### THE TASK
Restate all the material verbatim, except for the pictures.
+ + + + +
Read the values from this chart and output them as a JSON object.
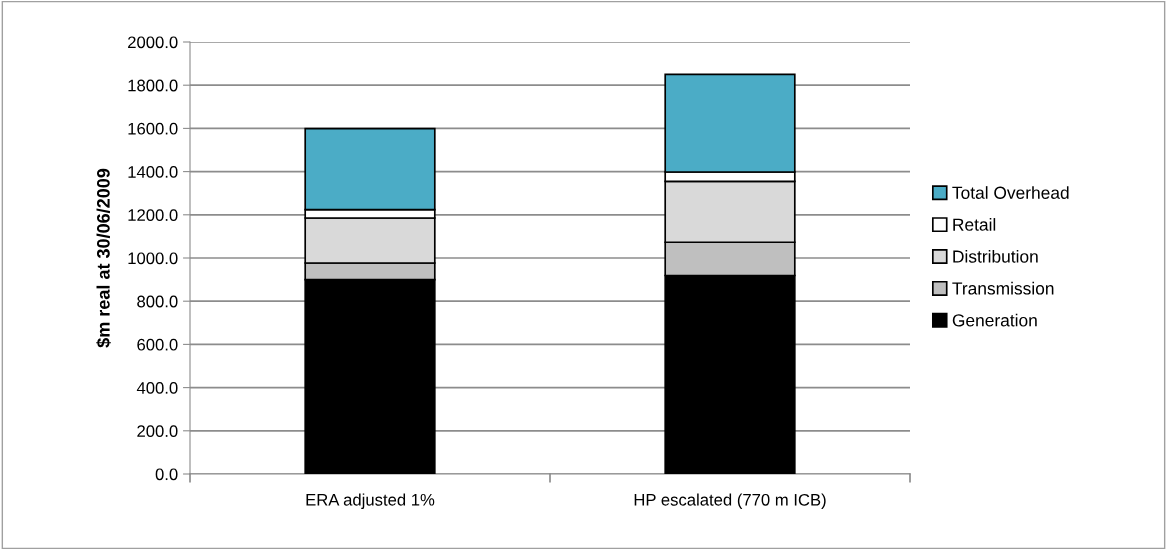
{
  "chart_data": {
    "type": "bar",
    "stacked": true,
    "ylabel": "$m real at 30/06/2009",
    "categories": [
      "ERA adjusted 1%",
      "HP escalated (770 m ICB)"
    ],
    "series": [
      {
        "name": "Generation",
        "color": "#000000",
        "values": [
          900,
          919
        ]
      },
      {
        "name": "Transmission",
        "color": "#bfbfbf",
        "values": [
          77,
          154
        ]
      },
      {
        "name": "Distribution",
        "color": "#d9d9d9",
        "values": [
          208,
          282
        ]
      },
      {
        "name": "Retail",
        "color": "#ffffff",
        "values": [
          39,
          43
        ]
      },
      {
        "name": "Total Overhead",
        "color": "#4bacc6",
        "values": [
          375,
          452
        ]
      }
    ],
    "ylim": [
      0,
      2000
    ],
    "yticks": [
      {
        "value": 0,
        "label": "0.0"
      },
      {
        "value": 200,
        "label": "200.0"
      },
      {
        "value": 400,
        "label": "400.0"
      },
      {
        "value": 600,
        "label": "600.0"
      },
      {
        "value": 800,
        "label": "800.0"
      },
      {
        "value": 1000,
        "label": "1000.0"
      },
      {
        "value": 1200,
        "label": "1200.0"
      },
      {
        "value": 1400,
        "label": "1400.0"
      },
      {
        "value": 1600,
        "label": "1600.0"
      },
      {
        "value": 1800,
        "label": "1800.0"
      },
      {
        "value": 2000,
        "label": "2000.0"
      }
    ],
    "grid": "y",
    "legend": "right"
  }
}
+ + + + +
### IN RESPONSE
Read the values from this chart and output them as a JSON object.
{
  "chart_data": {
    "type": "bar",
    "stacked": true,
    "ylabel": "$m real at 30/06/2009",
    "categories": [
      "ERA adjusted 1%",
      "HP escalated (770 m ICB)"
    ],
    "series": [
      {
        "name": "Generation",
        "color": "#000000",
        "values": [
          900,
          919
        ]
      },
      {
        "name": "Transmission",
        "color": "#bfbfbf",
        "values": [
          77,
          154
        ]
      },
      {
        "name": "Distribution",
        "color": "#d9d9d9",
        "values": [
          208,
          282
        ]
      },
      {
        "name": "Retail",
        "color": "#ffffff",
        "values": [
          39,
          43
        ]
      },
      {
        "name": "Total Overhead",
        "color": "#4bacc6",
        "values": [
          375,
          452
        ]
      }
    ],
    "ylim": [
      0,
      2000
    ],
    "yticks": [
      {
        "value": 0,
        "label": "0.0"
      },
      {
        "value": 200,
        "label": "200.0"
      },
      {
        "value": 400,
        "label": "400.0"
      },
      {
        "value": 600,
        "label": "600.0"
      },
      {
        "value": 800,
        "label": "800.0"
      },
      {
        "value": 1000,
        "label": "1000.0"
      },
      {
        "value": 1200,
        "label": "1200.0"
      },
      {
        "value": 1400,
        "label": "1400.0"
      },
      {
        "value": 1600,
        "label": "1600.0"
      },
      {
        "value": 1800,
        "label": "1800.0"
      },
      {
        "value": 2000,
        "label": "2000.0"
      }
    ],
    "grid": "y",
    "legend": "right"
  }
}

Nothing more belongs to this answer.